[Instructions to follow] Tally up the lines that include "true" and state that number by itself.

[Entries shown]

━━━━━━

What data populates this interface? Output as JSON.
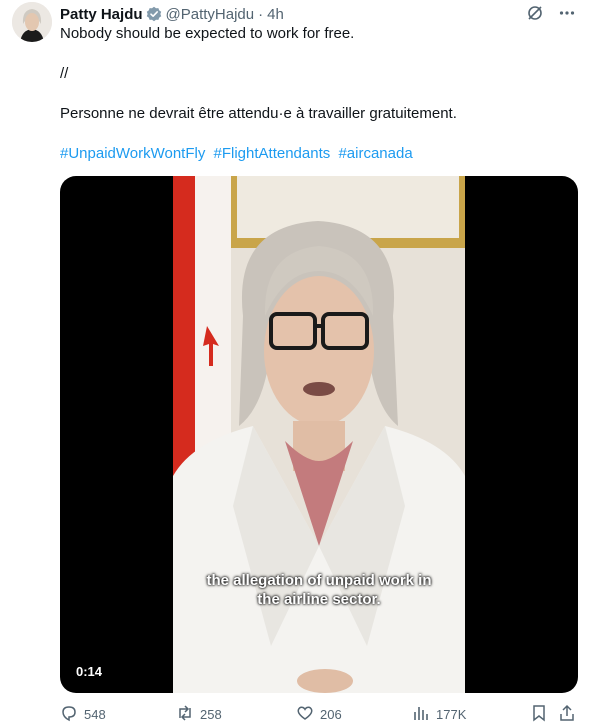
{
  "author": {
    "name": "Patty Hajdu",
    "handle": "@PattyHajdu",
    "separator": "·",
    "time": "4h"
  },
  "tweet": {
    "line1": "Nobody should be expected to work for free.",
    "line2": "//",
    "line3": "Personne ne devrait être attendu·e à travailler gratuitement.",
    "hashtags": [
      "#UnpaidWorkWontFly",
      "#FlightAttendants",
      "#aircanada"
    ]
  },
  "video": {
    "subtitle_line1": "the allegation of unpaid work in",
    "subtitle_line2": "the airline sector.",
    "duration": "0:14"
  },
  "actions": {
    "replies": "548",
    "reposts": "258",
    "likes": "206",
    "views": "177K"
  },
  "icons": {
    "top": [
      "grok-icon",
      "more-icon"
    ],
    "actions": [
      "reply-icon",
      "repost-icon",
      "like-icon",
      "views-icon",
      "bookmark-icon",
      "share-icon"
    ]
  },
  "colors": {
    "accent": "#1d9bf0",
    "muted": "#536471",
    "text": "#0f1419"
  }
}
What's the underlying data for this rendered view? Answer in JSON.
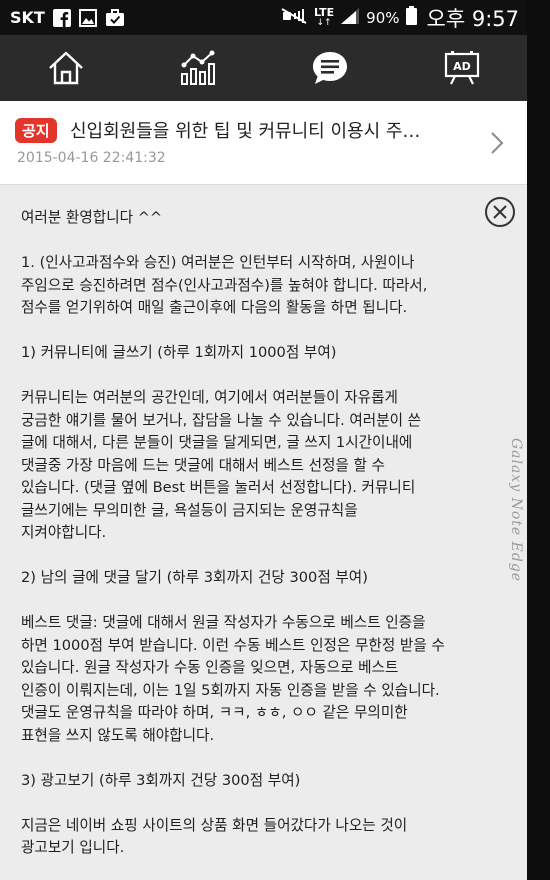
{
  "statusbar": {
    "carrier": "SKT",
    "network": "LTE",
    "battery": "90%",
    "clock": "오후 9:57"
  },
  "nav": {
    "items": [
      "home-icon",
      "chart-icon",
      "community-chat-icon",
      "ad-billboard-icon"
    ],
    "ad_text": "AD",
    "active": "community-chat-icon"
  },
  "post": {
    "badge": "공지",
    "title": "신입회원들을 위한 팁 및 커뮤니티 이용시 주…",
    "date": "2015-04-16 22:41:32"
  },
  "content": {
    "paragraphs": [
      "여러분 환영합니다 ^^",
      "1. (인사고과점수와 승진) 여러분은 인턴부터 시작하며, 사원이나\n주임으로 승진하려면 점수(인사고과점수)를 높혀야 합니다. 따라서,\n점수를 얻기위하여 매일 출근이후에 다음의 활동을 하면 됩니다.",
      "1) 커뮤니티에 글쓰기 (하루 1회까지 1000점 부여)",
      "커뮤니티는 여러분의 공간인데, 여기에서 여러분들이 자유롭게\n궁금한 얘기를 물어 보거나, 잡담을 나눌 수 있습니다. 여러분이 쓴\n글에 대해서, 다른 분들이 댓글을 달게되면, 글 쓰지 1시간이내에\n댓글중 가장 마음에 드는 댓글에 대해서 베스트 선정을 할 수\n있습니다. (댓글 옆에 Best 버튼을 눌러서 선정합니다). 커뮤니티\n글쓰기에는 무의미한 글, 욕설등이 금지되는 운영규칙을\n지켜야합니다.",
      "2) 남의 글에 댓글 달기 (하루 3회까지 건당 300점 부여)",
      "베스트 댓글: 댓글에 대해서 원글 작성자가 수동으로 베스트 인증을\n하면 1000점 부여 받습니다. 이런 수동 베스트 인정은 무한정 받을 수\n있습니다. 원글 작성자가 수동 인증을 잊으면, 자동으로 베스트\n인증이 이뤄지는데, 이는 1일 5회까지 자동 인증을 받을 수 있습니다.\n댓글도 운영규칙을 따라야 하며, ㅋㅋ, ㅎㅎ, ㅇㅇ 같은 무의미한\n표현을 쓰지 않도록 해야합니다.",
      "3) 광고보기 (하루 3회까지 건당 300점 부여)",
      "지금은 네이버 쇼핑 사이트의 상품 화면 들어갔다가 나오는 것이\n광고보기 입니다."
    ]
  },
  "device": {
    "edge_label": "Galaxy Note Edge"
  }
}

━━━━━━

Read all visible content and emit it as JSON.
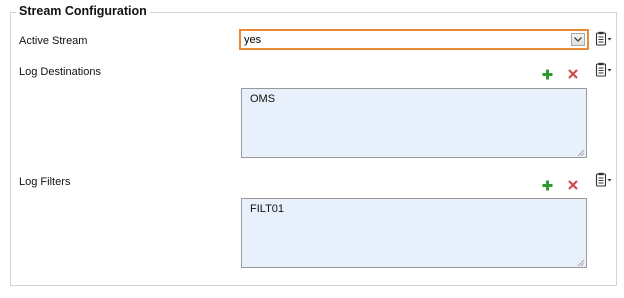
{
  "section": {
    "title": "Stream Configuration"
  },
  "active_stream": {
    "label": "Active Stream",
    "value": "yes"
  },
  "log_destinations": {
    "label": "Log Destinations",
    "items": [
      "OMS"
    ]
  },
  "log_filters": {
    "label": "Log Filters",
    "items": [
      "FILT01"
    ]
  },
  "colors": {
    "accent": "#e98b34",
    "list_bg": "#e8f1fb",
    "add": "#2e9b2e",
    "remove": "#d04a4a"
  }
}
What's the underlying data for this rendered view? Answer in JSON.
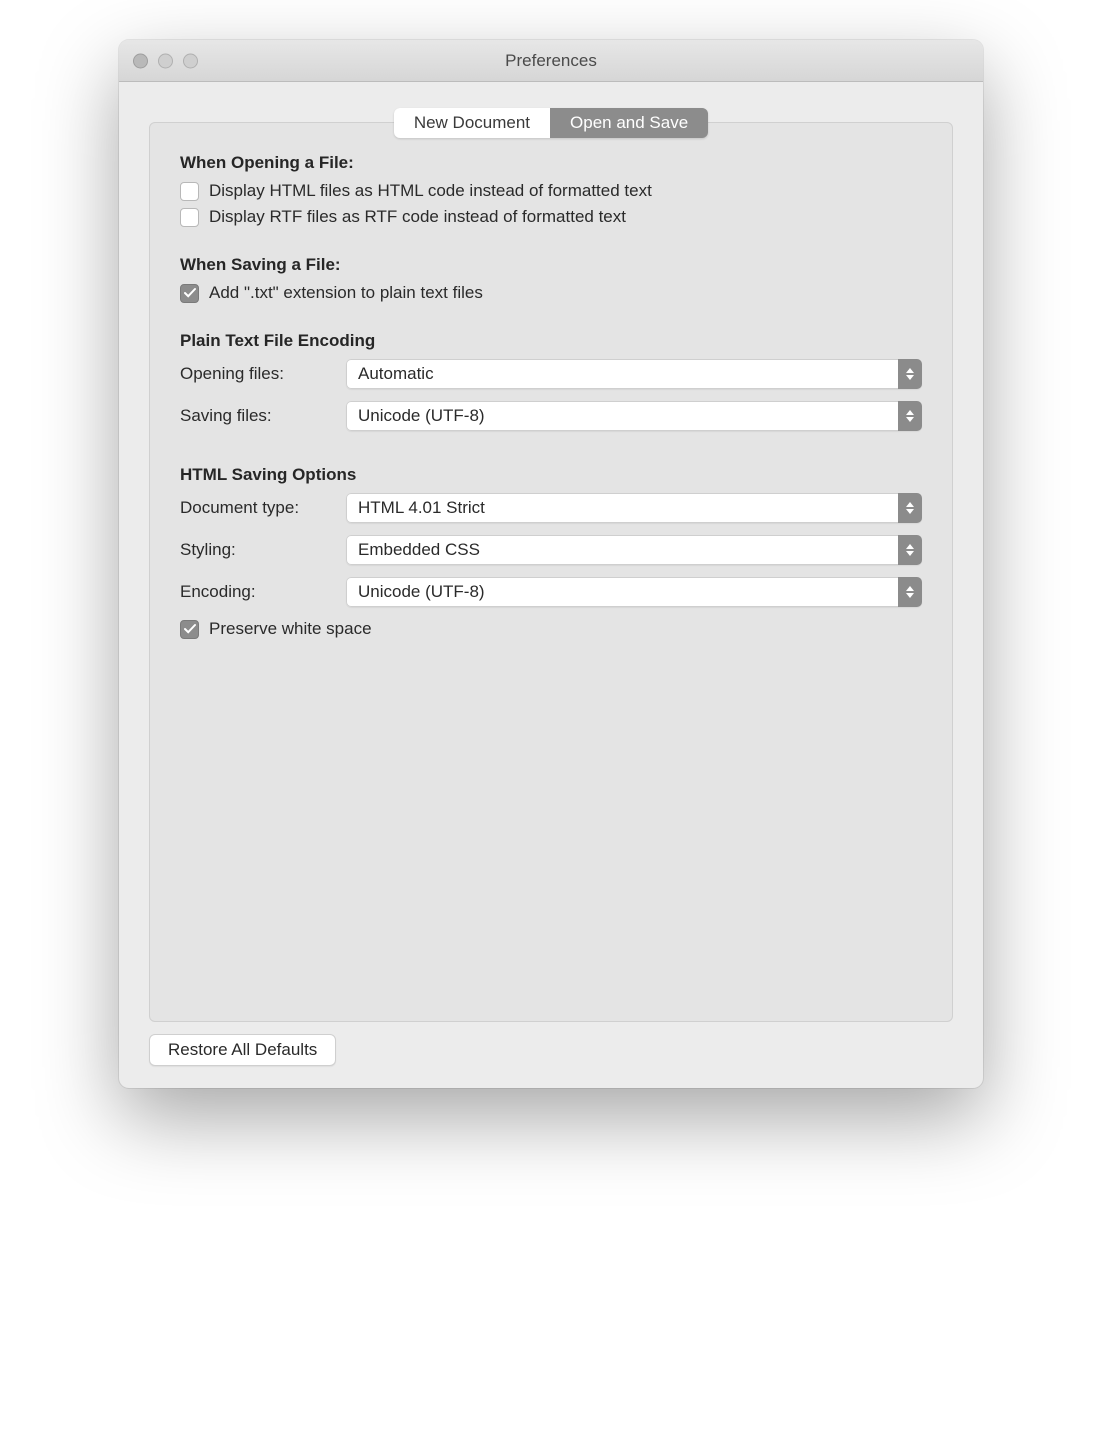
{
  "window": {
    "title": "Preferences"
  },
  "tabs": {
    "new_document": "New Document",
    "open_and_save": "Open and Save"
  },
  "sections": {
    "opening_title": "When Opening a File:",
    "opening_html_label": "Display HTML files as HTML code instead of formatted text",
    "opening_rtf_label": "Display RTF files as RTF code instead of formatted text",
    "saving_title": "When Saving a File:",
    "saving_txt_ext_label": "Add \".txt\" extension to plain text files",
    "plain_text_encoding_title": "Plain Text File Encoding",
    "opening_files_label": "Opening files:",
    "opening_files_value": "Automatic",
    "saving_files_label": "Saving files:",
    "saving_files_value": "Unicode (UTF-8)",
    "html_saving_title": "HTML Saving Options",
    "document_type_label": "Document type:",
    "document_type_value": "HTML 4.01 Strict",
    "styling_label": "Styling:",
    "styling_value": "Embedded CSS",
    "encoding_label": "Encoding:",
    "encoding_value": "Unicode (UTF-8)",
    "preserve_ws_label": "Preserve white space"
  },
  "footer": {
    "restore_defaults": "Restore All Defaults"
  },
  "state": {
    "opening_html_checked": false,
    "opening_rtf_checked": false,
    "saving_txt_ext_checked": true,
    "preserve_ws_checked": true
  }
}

━━━━━━

[Solution for this exercise] 2